Exercise details -
Take the data that follows and retype it word for word.

Materials provided -
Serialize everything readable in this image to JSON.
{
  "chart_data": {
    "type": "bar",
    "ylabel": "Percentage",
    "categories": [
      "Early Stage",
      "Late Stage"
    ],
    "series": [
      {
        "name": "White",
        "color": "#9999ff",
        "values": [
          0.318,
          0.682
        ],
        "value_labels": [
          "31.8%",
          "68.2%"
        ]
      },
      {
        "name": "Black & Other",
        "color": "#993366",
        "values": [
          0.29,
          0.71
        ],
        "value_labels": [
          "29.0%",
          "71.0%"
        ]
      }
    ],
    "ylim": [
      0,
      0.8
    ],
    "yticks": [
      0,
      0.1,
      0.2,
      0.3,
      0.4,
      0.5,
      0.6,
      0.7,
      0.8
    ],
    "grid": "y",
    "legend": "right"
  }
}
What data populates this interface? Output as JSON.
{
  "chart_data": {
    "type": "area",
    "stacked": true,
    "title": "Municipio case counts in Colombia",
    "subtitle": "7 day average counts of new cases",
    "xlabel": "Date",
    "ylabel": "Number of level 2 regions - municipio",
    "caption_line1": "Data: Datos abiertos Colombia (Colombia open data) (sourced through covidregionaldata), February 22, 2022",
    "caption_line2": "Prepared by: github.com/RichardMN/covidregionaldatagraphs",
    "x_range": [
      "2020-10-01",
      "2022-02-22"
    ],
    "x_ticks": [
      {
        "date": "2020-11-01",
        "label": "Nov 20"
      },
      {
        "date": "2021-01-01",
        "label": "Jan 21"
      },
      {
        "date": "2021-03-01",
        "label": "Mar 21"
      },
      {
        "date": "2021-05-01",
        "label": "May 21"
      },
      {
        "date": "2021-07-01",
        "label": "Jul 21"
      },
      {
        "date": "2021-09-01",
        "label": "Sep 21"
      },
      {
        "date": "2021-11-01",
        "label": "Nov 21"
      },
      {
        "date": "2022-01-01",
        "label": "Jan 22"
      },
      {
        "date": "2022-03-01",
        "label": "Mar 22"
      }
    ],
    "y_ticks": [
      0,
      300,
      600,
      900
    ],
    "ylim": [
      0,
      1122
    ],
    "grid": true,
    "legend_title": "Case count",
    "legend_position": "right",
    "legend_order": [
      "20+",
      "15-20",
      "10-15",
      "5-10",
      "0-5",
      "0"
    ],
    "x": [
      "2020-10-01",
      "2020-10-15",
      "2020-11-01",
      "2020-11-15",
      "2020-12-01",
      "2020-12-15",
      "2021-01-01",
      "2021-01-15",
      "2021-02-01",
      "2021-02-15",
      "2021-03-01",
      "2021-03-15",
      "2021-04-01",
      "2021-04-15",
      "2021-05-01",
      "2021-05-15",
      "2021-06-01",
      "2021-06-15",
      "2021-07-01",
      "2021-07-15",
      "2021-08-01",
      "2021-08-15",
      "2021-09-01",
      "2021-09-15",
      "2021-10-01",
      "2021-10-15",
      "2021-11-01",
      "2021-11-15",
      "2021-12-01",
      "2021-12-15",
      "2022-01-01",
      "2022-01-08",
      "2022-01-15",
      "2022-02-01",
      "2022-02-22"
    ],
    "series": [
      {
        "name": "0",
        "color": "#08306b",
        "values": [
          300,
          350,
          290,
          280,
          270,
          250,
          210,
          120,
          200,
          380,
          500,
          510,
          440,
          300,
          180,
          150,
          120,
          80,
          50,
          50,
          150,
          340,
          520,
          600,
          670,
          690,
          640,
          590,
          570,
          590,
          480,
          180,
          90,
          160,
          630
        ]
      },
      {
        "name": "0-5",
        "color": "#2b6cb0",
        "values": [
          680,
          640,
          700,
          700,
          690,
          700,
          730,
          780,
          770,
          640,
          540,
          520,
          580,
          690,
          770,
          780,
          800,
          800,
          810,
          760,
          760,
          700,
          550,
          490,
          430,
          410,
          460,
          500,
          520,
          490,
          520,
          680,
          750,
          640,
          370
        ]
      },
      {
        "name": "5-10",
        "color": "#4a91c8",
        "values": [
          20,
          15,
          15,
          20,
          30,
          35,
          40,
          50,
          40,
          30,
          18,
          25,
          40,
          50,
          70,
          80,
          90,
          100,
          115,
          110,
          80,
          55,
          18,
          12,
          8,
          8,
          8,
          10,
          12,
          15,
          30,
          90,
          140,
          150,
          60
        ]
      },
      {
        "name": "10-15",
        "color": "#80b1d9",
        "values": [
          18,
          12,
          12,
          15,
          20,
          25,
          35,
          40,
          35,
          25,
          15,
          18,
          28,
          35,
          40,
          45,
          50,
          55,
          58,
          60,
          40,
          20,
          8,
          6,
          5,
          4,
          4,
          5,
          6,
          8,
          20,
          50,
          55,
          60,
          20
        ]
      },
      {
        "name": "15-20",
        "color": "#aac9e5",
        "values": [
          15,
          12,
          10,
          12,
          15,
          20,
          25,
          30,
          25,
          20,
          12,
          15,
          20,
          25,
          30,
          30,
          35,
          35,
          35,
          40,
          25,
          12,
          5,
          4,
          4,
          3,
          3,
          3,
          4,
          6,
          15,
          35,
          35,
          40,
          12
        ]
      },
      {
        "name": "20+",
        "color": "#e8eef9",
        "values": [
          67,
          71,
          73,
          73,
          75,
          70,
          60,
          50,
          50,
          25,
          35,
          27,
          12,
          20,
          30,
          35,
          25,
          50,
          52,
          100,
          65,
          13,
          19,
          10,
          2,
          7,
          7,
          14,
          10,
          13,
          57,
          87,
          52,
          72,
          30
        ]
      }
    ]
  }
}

Response -
Serialize everything readable in this image to JSON.
{
  "chart_data": {
    "type": "bar",
    "ylabel": "Percentage",
    "categories": [
      "Early Stage",
      "Late Stage"
    ],
    "series": [
      {
        "name": "White",
        "color": "#9999ff",
        "values": [
          0.318,
          0.682
        ],
        "value_labels": [
          "31.8%",
          "68.2%"
        ]
      },
      {
        "name": "Black & Other",
        "color": "#993366",
        "values": [
          0.29,
          0.71
        ],
        "value_labels": [
          "29.0%",
          "71.0%"
        ]
      }
    ],
    "ylim": [
      0,
      0.8
    ],
    "yticks": [
      0,
      0.1,
      0.2,
      0.3,
      0.4,
      0.5,
      0.6,
      0.7,
      0.8
    ],
    "grid": "y",
    "legend": "right"
  }
}
What data populates this interface? Output as JSON.
{
  "chart_data": {
    "type": "area",
    "stacked": true,
    "title": "Municipio case counts in Colombia",
    "subtitle": "7 day average counts of new cases",
    "xlabel": "Date",
    "ylabel": "Number of level 2 regions - municipio",
    "caption_line1": "Data: Datos abiertos Colombia (Colombia open data) (sourced through covidregionaldata), February 22, 2022",
    "caption_line2": "Prepared by: github.com/RichardMN/covidregionaldatagraphs",
    "x_range": [
      "2020-10-01",
      "2022-02-22"
    ],
    "x_ticks": [
      {
        "date": "2020-11-01",
        "label": "Nov 20"
      },
      {
        "date": "2021-01-01",
        "label": "Jan 21"
      },
      {
        "date": "2021-03-01",
        "label": "Mar 21"
      },
      {
        "date": "2021-05-01",
        "label": "May 21"
      },
      {
        "date": "2021-07-01",
        "label": "Jul 21"
      },
      {
        "date": "2021-09-01",
        "label": "Sep 21"
      },
      {
        "date": "2021-11-01",
        "label": "Nov 21"
      },
      {
        "date": "2022-01-01",
        "label": "Jan 22"
      },
      {
        "date": "2022-03-01",
        "label": "Mar 22"
      }
    ],
    "y_ticks": [
      0,
      300,
      600,
      900
    ],
    "ylim": [
      0,
      1122
    ],
    "grid": true,
    "legend_title": "Case count",
    "legend_position": "right",
    "legend_order": [
      "20+",
      "15-20",
      "10-15",
      "5-10",
      "0-5",
      "0"
    ],
    "x": [
      "2020-10-01",
      "2020-10-15",
      "2020-11-01",
      "2020-11-15",
      "2020-12-01",
      "2020-12-15",
      "2021-01-01",
      "2021-01-15",
      "2021-02-01",
      "2021-02-15",
      "2021-03-01",
      "2021-03-15",
      "2021-04-01",
      "2021-04-15",
      "2021-05-01",
      "2021-05-15",
      "2021-06-01",
      "2021-06-15",
      "2021-07-01",
      "2021-07-15",
      "2021-08-01",
      "2021-08-15",
      "2021-09-01",
      "2021-09-15",
      "2021-10-01",
      "2021-10-15",
      "2021-11-01",
      "2021-11-15",
      "2021-12-01",
      "2021-12-15",
      "2022-01-01",
      "2022-01-08",
      "2022-01-15",
      "2022-02-01",
      "2022-02-22"
    ],
    "series": [
      {
        "name": "0",
        "color": "#08306b",
        "values": [
          300,
          350,
          290,
          280,
          270,
          250,
          210,
          120,
          200,
          380,
          500,
          510,
          440,
          300,
          180,
          150,
          120,
          80,
          50,
          50,
          150,
          340,
          520,
          600,
          670,
          690,
          640,
          590,
          570,
          590,
          480,
          180,
          90,
          160,
          630
        ]
      },
      {
        "name": "0-5",
        "color": "#2b6cb0",
        "values": [
          680,
          640,
          700,
          700,
          690,
          700,
          730,
          780,
          770,
          640,
          540,
          520,
          580,
          690,
          770,
          780,
          800,
          800,
          810,
          760,
          760,
          700,
          550,
          490,
          430,
          410,
          460,
          500,
          520,
          490,
          520,
          680,
          750,
          640,
          370
        ]
      },
      {
        "name": "5-10",
        "color": "#4a91c8",
        "values": [
          20,
          15,
          15,
          20,
          30,
          35,
          40,
          50,
          40,
          30,
          18,
          25,
          40,
          50,
          70,
          80,
          90,
          100,
          115,
          110,
          80,
          55,
          18,
          12,
          8,
          8,
          8,
          10,
          12,
          15,
          30,
          90,
          140,
          150,
          60
        ]
      },
      {
        "name": "10-15",
        "color": "#80b1d9",
        "values": [
          18,
          12,
          12,
          15,
          20,
          25,
          35,
          40,
          35,
          25,
          15,
          18,
          28,
          35,
          40,
          45,
          50,
          55,
          58,
          60,
          40,
          20,
          8,
          6,
          5,
          4,
          4,
          5,
          6,
          8,
          20,
          50,
          55,
          60,
          20
        ]
      },
      {
        "name": "15-20",
        "color": "#aac9e5",
        "values": [
          15,
          12,
          10,
          12,
          15,
          20,
          25,
          30,
          25,
          20,
          12,
          15,
          20,
          25,
          30,
          30,
          35,
          35,
          35,
          40,
          25,
          12,
          5,
          4,
          4,
          3,
          3,
          3,
          4,
          6,
          15,
          35,
          35,
          40,
          12
        ]
      },
      {
        "name": "20+",
        "color": "#e8eef9",
        "values": [
          67,
          71,
          73,
          73,
          75,
          70,
          60,
          50,
          50,
          25,
          35,
          27,
          12,
          20,
          30,
          35,
          25,
          50,
          52,
          100,
          65,
          13,
          19,
          10,
          2,
          7,
          7,
          14,
          10,
          13,
          57,
          87,
          52,
          72,
          30
        ]
      }
    ]
  }
}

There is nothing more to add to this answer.